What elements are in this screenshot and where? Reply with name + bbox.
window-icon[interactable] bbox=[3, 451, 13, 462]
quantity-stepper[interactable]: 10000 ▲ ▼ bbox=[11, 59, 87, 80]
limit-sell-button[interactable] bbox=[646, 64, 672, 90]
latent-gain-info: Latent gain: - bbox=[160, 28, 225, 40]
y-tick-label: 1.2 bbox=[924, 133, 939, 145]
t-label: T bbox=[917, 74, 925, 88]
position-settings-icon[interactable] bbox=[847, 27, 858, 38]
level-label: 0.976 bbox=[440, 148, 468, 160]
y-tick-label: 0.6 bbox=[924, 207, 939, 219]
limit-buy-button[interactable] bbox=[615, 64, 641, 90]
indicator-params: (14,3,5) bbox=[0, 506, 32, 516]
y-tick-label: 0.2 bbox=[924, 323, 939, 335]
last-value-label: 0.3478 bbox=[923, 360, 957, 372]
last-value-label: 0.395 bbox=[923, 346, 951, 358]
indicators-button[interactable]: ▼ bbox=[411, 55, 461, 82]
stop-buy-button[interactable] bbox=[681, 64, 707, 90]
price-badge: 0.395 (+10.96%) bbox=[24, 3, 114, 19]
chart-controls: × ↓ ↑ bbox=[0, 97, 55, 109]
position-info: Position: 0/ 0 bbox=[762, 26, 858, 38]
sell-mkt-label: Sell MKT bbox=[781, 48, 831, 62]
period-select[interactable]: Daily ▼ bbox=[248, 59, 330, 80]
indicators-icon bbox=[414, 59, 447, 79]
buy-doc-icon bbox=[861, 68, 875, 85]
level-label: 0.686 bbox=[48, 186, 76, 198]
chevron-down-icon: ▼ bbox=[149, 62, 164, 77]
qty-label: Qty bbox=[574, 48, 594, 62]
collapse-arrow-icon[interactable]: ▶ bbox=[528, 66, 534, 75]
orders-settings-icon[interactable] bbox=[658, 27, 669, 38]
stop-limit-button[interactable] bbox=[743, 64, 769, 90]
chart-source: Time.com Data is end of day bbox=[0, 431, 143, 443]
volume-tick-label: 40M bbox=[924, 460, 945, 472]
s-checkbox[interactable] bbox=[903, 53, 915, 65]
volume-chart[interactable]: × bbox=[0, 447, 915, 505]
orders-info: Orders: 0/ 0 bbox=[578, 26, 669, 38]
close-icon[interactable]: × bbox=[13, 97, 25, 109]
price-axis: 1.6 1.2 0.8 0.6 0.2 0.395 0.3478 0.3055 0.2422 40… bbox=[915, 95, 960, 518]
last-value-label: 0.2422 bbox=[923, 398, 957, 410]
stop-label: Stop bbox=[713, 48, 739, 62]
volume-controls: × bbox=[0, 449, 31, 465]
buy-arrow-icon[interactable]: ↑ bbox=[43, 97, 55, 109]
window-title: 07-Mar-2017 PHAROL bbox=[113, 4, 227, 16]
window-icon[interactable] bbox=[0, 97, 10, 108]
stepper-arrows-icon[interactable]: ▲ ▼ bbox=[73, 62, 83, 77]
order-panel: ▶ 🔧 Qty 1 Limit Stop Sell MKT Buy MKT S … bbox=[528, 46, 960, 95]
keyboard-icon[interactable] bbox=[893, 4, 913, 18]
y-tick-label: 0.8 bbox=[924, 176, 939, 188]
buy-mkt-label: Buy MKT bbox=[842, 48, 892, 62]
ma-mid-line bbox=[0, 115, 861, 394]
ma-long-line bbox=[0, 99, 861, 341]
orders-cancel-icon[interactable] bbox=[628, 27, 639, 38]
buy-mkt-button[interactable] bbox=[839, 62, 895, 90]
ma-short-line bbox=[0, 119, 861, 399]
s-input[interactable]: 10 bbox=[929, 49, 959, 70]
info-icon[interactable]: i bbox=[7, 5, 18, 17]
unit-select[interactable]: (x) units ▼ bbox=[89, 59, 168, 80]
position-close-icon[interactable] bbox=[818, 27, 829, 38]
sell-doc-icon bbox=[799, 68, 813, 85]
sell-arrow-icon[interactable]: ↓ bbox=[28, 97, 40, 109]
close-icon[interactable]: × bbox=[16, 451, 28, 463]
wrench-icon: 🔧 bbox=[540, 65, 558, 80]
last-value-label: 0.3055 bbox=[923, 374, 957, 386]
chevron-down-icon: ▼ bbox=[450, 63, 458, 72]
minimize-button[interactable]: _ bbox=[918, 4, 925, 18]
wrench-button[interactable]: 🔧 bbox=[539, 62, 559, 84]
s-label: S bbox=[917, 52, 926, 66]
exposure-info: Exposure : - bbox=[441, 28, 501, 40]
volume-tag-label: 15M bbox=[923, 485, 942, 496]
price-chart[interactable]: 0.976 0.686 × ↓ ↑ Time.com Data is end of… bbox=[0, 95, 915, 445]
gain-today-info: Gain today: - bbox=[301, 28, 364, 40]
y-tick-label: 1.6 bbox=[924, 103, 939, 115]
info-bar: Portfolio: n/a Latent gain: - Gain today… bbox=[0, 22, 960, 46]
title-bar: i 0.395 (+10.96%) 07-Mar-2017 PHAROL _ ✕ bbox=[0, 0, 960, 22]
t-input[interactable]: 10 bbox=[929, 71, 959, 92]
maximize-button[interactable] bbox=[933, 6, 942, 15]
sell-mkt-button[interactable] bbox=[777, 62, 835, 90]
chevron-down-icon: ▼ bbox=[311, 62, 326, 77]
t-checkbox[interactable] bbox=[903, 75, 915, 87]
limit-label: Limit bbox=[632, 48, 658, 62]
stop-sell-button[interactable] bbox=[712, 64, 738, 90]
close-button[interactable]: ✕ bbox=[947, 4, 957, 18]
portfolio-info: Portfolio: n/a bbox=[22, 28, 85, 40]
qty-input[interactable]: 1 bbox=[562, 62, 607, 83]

------------

### WHAT IS REQUIRED:
Copy out every line of the entries above, word for word, with nothing changed.

### EXERCISE RESPONSE:
What elements are in this screenshot and where? Reply with name + bbox.
window-icon[interactable] bbox=[3, 451, 13, 462]
quantity-stepper[interactable]: 10000 ▲ ▼ bbox=[11, 59, 87, 80]
limit-sell-button[interactable] bbox=[646, 64, 672, 90]
latent-gain-info: Latent gain: - bbox=[160, 28, 225, 40]
y-tick-label: 1.2 bbox=[924, 133, 939, 145]
t-label: T bbox=[917, 74, 925, 88]
position-settings-icon[interactable] bbox=[847, 27, 858, 38]
level-label: 0.976 bbox=[440, 148, 468, 160]
y-tick-label: 0.6 bbox=[924, 207, 939, 219]
limit-buy-button[interactable] bbox=[615, 64, 641, 90]
indicator-params: (14,3,5) bbox=[0, 506, 32, 516]
y-tick-label: 0.2 bbox=[924, 323, 939, 335]
last-value-label: 0.3478 bbox=[923, 360, 957, 372]
last-value-label: 0.395 bbox=[923, 346, 951, 358]
indicators-button[interactable]: ▼ bbox=[411, 55, 461, 82]
stop-buy-button[interactable] bbox=[681, 64, 707, 90]
price-badge: 0.395 (+10.96%) bbox=[24, 3, 114, 19]
chart-controls: × ↓ ↑ bbox=[0, 97, 55, 109]
position-info: Position: 0/ 0 bbox=[762, 26, 858, 38]
sell-mkt-label: Sell MKT bbox=[781, 48, 831, 62]
period-select[interactable]: Daily ▼ bbox=[248, 59, 330, 80]
indicators-icon bbox=[414, 59, 447, 79]
buy-doc-icon bbox=[861, 68, 875, 85]
level-label: 0.686 bbox=[48, 186, 76, 198]
chevron-down-icon: ▼ bbox=[149, 62, 164, 77]
qty-label: Qty bbox=[574, 48, 594, 62]
collapse-arrow-icon[interactable]: ▶ bbox=[528, 66, 534, 75]
orders-settings-icon[interactable] bbox=[658, 27, 669, 38]
stop-limit-button[interactable] bbox=[743, 64, 769, 90]
chart-source: Time.com Data is end of day bbox=[0, 431, 143, 443]
volume-tick-label: 40M bbox=[924, 460, 945, 472]
s-checkbox[interactable] bbox=[903, 53, 915, 65]
volume-chart[interactable]: × bbox=[0, 447, 915, 505]
orders-info: Orders: 0/ 0 bbox=[578, 26, 669, 38]
close-icon[interactable]: × bbox=[13, 97, 25, 109]
price-axis: 1.6 1.2 0.8 0.6 0.2 0.395 0.3478 0.3055 0.2422 40… bbox=[915, 95, 960, 518]
last-value-label: 0.2422 bbox=[923, 398, 957, 410]
stop-label: Stop bbox=[713, 48, 739, 62]
volume-controls: × bbox=[0, 449, 31, 465]
buy-arrow-icon[interactable]: ↑ bbox=[43, 97, 55, 109]
window-title: 07-Mar-2017 PHAROL bbox=[113, 4, 227, 16]
window-icon[interactable] bbox=[0, 97, 10, 108]
stepper-arrows-icon[interactable]: ▲ ▼ bbox=[73, 62, 83, 77]
order-panel: ▶ 🔧 Qty 1 Limit Stop Sell MKT Buy MKT S … bbox=[528, 46, 960, 95]
keyboard-icon[interactable] bbox=[893, 4, 913, 18]
y-tick-label: 0.8 bbox=[924, 176, 939, 188]
buy-mkt-label: Buy MKT bbox=[842, 48, 892, 62]
ma-mid-line bbox=[0, 115, 861, 394]
ma-long-line bbox=[0, 99, 861, 341]
orders-cancel-icon[interactable] bbox=[628, 27, 639, 38]
buy-mkt-button[interactable] bbox=[839, 62, 895, 90]
ma-short-line bbox=[0, 119, 861, 399]
s-input[interactable]: 10 bbox=[929, 49, 959, 70]
info-icon[interactable]: i bbox=[7, 5, 18, 17]
unit-select[interactable]: (x) units ▼ bbox=[89, 59, 168, 80]
position-close-icon[interactable] bbox=[818, 27, 829, 38]
sell-doc-icon bbox=[799, 68, 813, 85]
sell-arrow-icon[interactable]: ↓ bbox=[28, 97, 40, 109]
close-icon[interactable]: × bbox=[16, 451, 28, 463]
wrench-icon: 🔧 bbox=[540, 65, 558, 80]
last-value-label: 0.3055 bbox=[923, 374, 957, 386]
chevron-down-icon: ▼ bbox=[450, 63, 458, 72]
minimize-button[interactable]: _ bbox=[918, 4, 925, 18]
wrench-button[interactable]: 🔧 bbox=[539, 62, 559, 84]
s-label: S bbox=[917, 52, 926, 66]
exposure-info: Exposure : - bbox=[441, 28, 501, 40]
volume-tag-label: 15M bbox=[923, 485, 942, 496]
price-chart[interactable]: 0.976 0.686 × ↓ ↑ Time.com Data is end of… bbox=[0, 95, 915, 445]
gain-today-info: Gain today: - bbox=[301, 28, 364, 40]
y-tick-label: 1.6 bbox=[924, 103, 939, 115]
info-bar: Portfolio: n/a Latent gain: - Gain today… bbox=[0, 22, 960, 46]
title-bar: i 0.395 (+10.96%) 07-Mar-2017 PHAROL _ ✕ bbox=[0, 0, 960, 22]
t-input[interactable]: 10 bbox=[929, 71, 959, 92]
maximize-button[interactable] bbox=[933, 6, 942, 15]
sell-mkt-button[interactable] bbox=[777, 62, 835, 90]
chevron-down-icon: ▼ bbox=[311, 62, 326, 77]
t-checkbox[interactable] bbox=[903, 75, 915, 87]
limit-label: Limit bbox=[632, 48, 658, 62]
stop-sell-button[interactable] bbox=[712, 64, 738, 90]
close-button[interactable]: ✕ bbox=[947, 4, 957, 18]
portfolio-info: Portfolio: n/a bbox=[22, 28, 85, 40]
qty-input[interactable]: 1 bbox=[562, 62, 607, 83]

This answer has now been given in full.